### [EXERCISE]
How many of the lines here include "JSON"? Answer with a single number.
* Start ITEMS *
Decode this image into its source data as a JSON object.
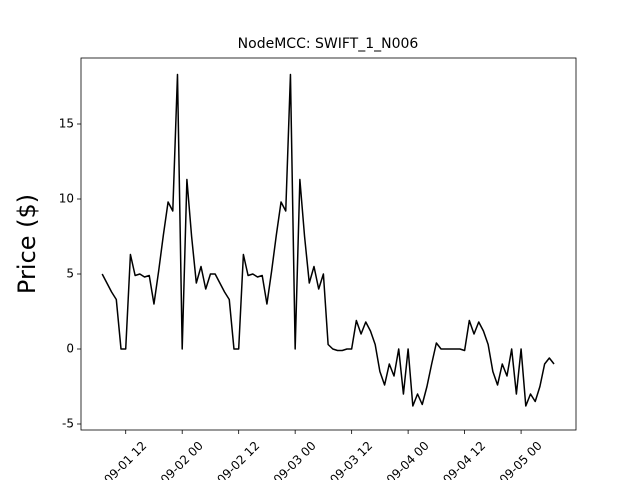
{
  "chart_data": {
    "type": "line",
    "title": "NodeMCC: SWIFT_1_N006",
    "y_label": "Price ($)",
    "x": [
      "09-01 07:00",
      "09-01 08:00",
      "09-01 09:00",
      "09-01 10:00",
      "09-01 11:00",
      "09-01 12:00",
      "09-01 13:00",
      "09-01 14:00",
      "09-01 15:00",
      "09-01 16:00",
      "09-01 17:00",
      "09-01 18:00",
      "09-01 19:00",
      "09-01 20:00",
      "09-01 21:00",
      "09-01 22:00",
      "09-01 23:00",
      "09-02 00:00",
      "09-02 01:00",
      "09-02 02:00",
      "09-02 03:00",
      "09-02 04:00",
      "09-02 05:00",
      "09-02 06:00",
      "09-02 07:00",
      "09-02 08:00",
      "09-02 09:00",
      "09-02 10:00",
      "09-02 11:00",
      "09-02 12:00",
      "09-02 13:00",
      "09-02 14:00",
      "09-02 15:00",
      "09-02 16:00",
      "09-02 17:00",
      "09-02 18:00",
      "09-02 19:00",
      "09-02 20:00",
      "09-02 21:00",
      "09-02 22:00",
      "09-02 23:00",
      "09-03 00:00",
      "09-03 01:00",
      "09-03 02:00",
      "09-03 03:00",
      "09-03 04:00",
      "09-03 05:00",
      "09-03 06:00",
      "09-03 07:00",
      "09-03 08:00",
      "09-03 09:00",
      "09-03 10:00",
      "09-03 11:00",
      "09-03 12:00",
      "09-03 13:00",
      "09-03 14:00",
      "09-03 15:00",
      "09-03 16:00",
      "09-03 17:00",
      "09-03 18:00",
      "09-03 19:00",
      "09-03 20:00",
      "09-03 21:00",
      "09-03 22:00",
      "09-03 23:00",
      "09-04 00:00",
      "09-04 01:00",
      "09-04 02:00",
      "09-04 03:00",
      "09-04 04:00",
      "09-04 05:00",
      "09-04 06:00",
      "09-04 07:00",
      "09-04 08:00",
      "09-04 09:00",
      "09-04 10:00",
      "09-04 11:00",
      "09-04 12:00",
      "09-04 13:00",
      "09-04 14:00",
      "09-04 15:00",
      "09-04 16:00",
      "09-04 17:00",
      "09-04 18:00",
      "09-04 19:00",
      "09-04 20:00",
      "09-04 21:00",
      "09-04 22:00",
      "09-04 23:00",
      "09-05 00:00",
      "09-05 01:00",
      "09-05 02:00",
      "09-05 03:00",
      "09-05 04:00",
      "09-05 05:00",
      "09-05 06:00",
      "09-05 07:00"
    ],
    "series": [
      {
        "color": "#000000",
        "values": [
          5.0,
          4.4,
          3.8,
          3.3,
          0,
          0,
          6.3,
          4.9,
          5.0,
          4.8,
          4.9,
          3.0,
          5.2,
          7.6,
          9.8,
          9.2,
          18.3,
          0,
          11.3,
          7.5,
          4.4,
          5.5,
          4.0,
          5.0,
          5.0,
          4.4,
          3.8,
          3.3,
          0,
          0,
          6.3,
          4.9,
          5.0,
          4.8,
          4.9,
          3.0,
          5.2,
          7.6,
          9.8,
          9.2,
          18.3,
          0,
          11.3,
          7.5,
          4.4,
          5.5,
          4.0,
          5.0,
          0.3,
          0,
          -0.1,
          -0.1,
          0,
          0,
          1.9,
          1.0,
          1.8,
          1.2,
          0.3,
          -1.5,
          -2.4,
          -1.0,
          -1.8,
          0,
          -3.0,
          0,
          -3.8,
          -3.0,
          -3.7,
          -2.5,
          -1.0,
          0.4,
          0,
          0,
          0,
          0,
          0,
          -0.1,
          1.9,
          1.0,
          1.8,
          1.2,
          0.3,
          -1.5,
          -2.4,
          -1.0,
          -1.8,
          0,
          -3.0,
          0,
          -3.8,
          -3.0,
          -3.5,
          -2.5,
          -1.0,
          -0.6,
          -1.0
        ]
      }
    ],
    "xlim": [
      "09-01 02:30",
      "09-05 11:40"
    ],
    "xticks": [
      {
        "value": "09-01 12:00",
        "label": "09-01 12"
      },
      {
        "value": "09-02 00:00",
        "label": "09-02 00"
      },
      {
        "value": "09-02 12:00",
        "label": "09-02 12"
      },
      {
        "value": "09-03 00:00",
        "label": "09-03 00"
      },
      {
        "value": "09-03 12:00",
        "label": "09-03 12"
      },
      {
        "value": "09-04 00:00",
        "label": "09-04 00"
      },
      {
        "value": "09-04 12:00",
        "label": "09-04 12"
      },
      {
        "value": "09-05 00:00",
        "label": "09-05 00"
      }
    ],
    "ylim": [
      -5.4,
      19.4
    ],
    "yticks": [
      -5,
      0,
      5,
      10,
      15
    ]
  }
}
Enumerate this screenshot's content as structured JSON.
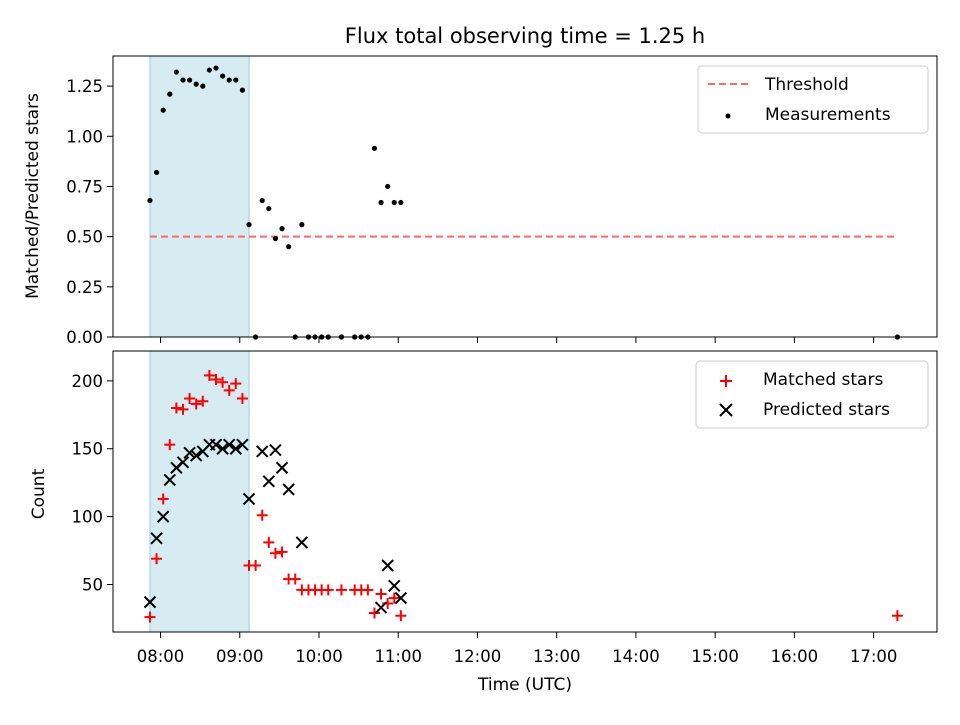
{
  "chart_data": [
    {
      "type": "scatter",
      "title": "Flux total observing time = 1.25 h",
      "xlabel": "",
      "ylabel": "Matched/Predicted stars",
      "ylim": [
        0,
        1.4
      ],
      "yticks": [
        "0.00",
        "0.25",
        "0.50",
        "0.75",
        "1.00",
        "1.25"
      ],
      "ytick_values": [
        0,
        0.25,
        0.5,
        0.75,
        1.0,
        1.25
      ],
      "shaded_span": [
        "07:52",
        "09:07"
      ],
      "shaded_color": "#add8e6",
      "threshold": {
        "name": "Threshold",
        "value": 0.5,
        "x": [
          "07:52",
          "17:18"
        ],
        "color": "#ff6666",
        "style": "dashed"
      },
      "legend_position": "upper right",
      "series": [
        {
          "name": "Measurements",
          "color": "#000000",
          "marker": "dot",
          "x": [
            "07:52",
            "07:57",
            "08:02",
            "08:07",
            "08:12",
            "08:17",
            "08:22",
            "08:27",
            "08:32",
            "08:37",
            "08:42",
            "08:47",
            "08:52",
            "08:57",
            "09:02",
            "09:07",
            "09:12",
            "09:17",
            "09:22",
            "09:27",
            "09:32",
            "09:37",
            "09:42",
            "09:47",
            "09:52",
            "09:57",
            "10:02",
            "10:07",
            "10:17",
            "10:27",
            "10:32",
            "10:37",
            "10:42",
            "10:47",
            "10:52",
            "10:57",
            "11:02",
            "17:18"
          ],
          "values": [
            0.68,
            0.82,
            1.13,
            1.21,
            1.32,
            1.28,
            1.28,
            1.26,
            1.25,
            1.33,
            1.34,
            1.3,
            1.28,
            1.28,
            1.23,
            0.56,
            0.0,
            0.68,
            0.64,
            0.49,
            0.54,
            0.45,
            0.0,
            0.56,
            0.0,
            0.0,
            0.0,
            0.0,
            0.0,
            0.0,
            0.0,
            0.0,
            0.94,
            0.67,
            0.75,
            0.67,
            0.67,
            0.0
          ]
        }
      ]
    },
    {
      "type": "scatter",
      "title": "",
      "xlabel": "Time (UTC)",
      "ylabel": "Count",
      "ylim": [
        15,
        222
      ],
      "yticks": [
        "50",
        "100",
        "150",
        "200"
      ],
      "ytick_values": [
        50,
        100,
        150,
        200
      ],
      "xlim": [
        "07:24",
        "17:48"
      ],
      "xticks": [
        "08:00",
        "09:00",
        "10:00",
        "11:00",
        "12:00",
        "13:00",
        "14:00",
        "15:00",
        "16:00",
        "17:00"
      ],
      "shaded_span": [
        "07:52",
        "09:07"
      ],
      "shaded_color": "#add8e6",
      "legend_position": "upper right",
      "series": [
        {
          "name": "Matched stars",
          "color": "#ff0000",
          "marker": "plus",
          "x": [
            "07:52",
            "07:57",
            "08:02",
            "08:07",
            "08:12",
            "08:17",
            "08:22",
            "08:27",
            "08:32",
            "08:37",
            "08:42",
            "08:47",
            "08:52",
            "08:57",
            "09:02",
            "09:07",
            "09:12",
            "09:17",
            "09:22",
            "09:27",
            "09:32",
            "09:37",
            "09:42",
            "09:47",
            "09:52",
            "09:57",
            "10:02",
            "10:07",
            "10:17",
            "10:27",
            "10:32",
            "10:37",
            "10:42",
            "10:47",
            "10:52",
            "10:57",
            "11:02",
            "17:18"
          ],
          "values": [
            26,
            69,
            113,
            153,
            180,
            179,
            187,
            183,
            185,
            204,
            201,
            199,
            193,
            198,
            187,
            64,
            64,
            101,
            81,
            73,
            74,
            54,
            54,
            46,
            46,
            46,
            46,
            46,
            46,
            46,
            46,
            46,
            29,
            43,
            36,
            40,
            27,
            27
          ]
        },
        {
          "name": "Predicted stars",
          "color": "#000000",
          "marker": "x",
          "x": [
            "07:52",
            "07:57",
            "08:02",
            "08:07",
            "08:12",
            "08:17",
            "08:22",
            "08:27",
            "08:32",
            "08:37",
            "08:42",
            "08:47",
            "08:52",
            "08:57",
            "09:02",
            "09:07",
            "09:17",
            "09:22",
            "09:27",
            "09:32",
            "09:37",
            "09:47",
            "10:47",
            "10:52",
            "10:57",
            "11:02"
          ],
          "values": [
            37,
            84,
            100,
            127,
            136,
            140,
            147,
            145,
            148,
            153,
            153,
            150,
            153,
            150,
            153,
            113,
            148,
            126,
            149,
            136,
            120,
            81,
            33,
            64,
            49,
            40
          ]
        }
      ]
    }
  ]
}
* End ITEMS *
### [REPLY]
2